This step uses the phase spec as the target. It is not the initiative research
gate, the phase spec, slice creation, or slice planning.
Inputs
- current phase's
phase-spec.md
- main spec and development plan when relevant
- initiative research index, relevant reports, and relevant audits
- supporting artifacts relevant to this phase, when present
- legacy slice research files from
phases/<phase-id>/slices/<slice-id>/research.md, when an upgraded
workspace already has them
- optional repo paths or product context
What Matters
- Start from initiative research. Read
research/index.md and any relevant
per-item reports and audit files it references before doing new research.
- When an upgraded workspace contains legacy slice
research.md files, inspect
them before writing phase research. Fold still-valid slice facts into the
phase research or explicitly supersede them with current phase research.
- Do not duplicate research already covered by passing or accepted-risk
initiative research.
- Use this step to fill phase-specific implementation gaps that affect slicing:
granular API/model/provider capabilities, repo architecture patterns, schema
or migration concerns, file/blob/job/queue/persistence flows, auth or
permission constraints, testing/E2E/browser environment constraints, and risks
that affect slice boundaries.
- Research the official canonical, idiomatic, recommended way to use the
specific third-party APIs, packages, plugins, SDKs, models, or platform
features this phase will touch. Initiative research may prove a provider is
viable; phase research should answer the more granular "how should we use this
exact API/plugin/feature correctly here?" questions.
- Capture recommended usage patterns, integration flows, lifecycle expectations,
error handling, data model implications, limits, unsupported cases, and
provider-endorsed examples when they affect the phase.
- For mature domains such as payments, refunds, coupons, invoices, accounting,
taxes, subscriptions, credits, ledgers, reconciliation, auth, privacy, or
permissions, research the specific domain rule or official provider guidance
that applies to this phase instead of inventing a local interpretation.

______________________________

TASK 1
Which lines in the records below contain the word "central"? Select each one, and treat case as significant.

______________________________

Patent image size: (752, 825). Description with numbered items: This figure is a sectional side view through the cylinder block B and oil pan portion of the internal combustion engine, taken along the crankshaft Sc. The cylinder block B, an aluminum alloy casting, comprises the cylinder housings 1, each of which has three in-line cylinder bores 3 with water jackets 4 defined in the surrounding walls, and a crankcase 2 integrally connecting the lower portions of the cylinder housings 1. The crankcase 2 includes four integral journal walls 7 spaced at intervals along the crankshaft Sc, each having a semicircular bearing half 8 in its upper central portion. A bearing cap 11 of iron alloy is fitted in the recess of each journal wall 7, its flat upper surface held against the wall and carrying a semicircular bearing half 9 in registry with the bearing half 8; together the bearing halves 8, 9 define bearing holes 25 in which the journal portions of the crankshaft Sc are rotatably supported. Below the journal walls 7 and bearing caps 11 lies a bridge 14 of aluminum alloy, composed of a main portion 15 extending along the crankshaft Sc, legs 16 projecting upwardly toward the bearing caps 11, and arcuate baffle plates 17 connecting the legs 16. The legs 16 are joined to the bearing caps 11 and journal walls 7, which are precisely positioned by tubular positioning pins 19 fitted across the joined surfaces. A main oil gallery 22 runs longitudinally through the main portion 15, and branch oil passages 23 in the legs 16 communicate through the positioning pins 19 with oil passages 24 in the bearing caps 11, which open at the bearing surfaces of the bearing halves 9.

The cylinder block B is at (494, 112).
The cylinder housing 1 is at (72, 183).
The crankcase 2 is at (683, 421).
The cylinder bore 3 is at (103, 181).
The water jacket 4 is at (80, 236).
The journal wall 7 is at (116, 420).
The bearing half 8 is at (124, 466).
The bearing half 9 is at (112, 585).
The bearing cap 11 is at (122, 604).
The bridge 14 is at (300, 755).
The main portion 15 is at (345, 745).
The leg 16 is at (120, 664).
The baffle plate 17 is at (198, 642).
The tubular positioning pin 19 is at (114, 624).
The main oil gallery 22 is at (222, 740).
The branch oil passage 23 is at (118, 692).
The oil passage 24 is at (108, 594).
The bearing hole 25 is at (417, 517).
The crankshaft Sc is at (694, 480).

______________________________

TASK 2
In the phase research guidance, which index file should be read before doing new research?

FULL RESPONSE 1
Patent image size: (752, 825). Description with numbered items: This figure is a sectional side view through the cylinder block B and oil pan portion of the internal combustion engine, taken along the crankshaft Sc. The cylinder block B, an aluminum alloy casting, comprises the cylinder housings 1, each of which has three in-line cylinder bores 3 with water jackets 4 defined in the surrounding walls, and a crankcase 2 integrally connecting the lower portions of the cylinder housings 1. The crankcase 2 includes four integral journal walls 7 spaced at intervals along the crankshaft Sc, each having a semicircular bearing half 8 in its upper central portion. A bearing cap 11 of iron alloy is fitted in the recess of each journal wall 7, its flat upper surface held against the wall and carrying a semicircular bearing half 9 in registry with the bearing half 8; together the bearing halves 8, 9 define bearing holes 25 in which the journal portions of the crankshaft Sc are rotatably supported. Below the journal walls 7 and bearing caps 11 lies a bridge 14 of aluminum alloy, composed of a main portion 15 extending along the crankshaft Sc, legs 16 projecting upwardly toward the bearing caps 11, and arcuate baffle plates 17 connecting the legs 16. The legs 16 are joined to the bearing caps 11 and journal walls 7, which are precisely positioned by tubular positioning pins 19 fitted across the joined surfaces. A main oil gallery 22 runs longitudinally through the main portion 15, and branch oil passages 23 in the legs 16 communicate through the positioning pins 19 with oil passages 24 in the bearing caps 11, which open at the bearing surfaces of the bearing halves 9.

FULL RESPONSE 2
research/index.md